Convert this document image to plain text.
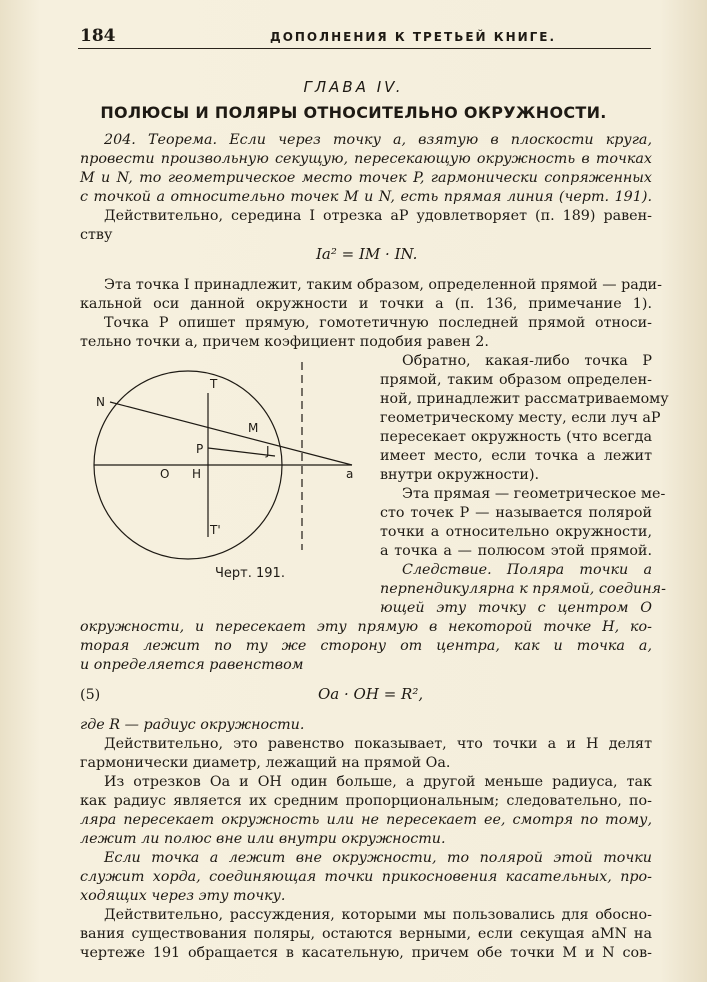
184	ДОПОЛНЕНИЯ К ТРЕТЬЕЙ КНИГЕ.
ГЛАВА IV.
ПОЛЮСЫ И ПОЛЯРЫ ОТНОСИТЕЛЬНО ОКРУЖНОСТИ.
204. Теорема. Если через точку a, взятую в плоскости круга,
провести произвольную секущую, пересекающую окружность в точках
M и N, то геометрическое место точек P, гармонически сопряженных
с точкой a относительно точек M и N, есть прямая линия (черт. 191).
Действительно, середина I отрезка aP удовлетворяет (п. 189) равен-
ству
Ia² = IM · IN.
Эта точка I принадлежит, таким образом, определенной прямой — ради-
кальной оси данной окружности и точки a (п. 136, примечание 1).
Точка P опишет прямую, гомотетичную последней прямой относи-
тельно точки a, причем коэфициент подобия равен 2.
Обратно, какая-либо точка P
прямой, таким образом определен-
ной, принадлежит рассматриваемому
геометрическому месту, если луч aP
пересекает окружность (что всегда
имеет место, если точка a лежит
внутри окружности).
Эта прямая — геометрическое ме-
сто точек P — называется полярой
точки a относительно окружности,
а точка a — полюсом этой прямой.
Следствие. Поляра точки a
перпендикулярна к прямой, соединя-
ющей эту точку с центром O
окружности, и пересекает эту прямую в некоторой точке H, ко-
торая лежит по ту же сторону от центра, как и точка a,
и определяется равенством
(5)	Oa · OH = R²,
где R — радиус окружности.
Действительно, это равенство показывает, что точки a и H делят
гармонически диаметр, лежащий на прямой Oa.
Из отрезков Oa и OH один больше, а другой меньше радиуса, так
как радиус является их средним пропорциональным; следовательно, по-
ляра пересекает окружность или не пересекает ее, смотря по тому,
лежит ли полюс вне или внутри окружности.
Если точка a лежит вне окружности, то полярой этой точки
служит хорда, соединяющая точки прикосновения касательных, про-
ходящих через эту точку.
Действительно, рассуждения, которыми мы пользовались для обосно-
вания существования поляры, остаются верными, если секущая aMN на
чертеже 191 обращается в касательную, причем обе точки M и N сов-
T
N
P
M
J
O H	a
T'
Черт. 191.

================

(Problem):
Keep the pictures out and write out the records exactly.

(Output for this task):
Convert this document image to plain text.
184	ДОПОЛНЕНИЯ К ТРЕТЬЕЙ КНИГЕ.
ГЛАВА IV.
ПОЛЮСЫ И ПОЛЯРЫ ОТНОСИТЕЛЬНО ОКРУЖНОСТИ.
204. Теорема. Если через точку a, взятую в плоскости круга,
провести произвольную секущую, пересекающую окружность в точках
M и N, то геометрическое место точек P, гармонически сопряженных
с точкой a относительно точек M и N, есть прямая линия (черт. 191).
Действительно, середина I отрезка aP удовлетворяет (п. 189) равен-
ству
Ia² = IM · IN.
Эта точка I принадлежит, таким образом, определенной прямой — ради-
кальной оси данной окружности и точки a (п. 136, примечание 1).
Точка P опишет прямую, гомотетичную последней прямой относи-
тельно точки a, причем коэфициент подобия равен 2.
Обратно, какая-либо точка P
прямой, таким образом определен-
ной, принадлежит рассматриваемому
геометрическому месту, если луч aP
пересекает окружность (что всегда
имеет место, если точка a лежит
внутри окружности).
Эта прямая — геометрическое ме-
сто точек P — называется полярой
точки a относительно окружности,
а точка a — полюсом этой прямой.
Следствие. Поляра точки a
перпендикулярна к прямой, соединя-
ющей эту точку с центром O
окружности, и пересекает эту прямую в некоторой точке H, ко-
торая лежит по ту же сторону от центра, как и точка a,
и определяется равенством
(5)	Oa · OH = R²,
где R — радиус окружности.
Действительно, это равенство показывает, что точки a и H делят
гармонически диаметр, лежащий на прямой Oa.
Из отрезков Oa и OH один больше, а другой меньше радиуса, так
как радиус является их средним пропорциональным; следовательно, по-
ляра пересекает окружность или не пересекает ее, смотря по тому,
лежит ли полюс вне или внутри окружности.
Если точка a лежит вне окружности, то полярой этой точки
служит хорда, соединяющая точки прикосновения касательных, про-
ходящих через эту точку.
Действительно, рассуждения, которыми мы пользовались для обосно-
вания существования поляры, остаются верными, если секущая aMN на
чертеже 191 обращается в касательную, причем обе точки M и N сов-
T
N
P
M
J
O H	a
T'
Черт. 191.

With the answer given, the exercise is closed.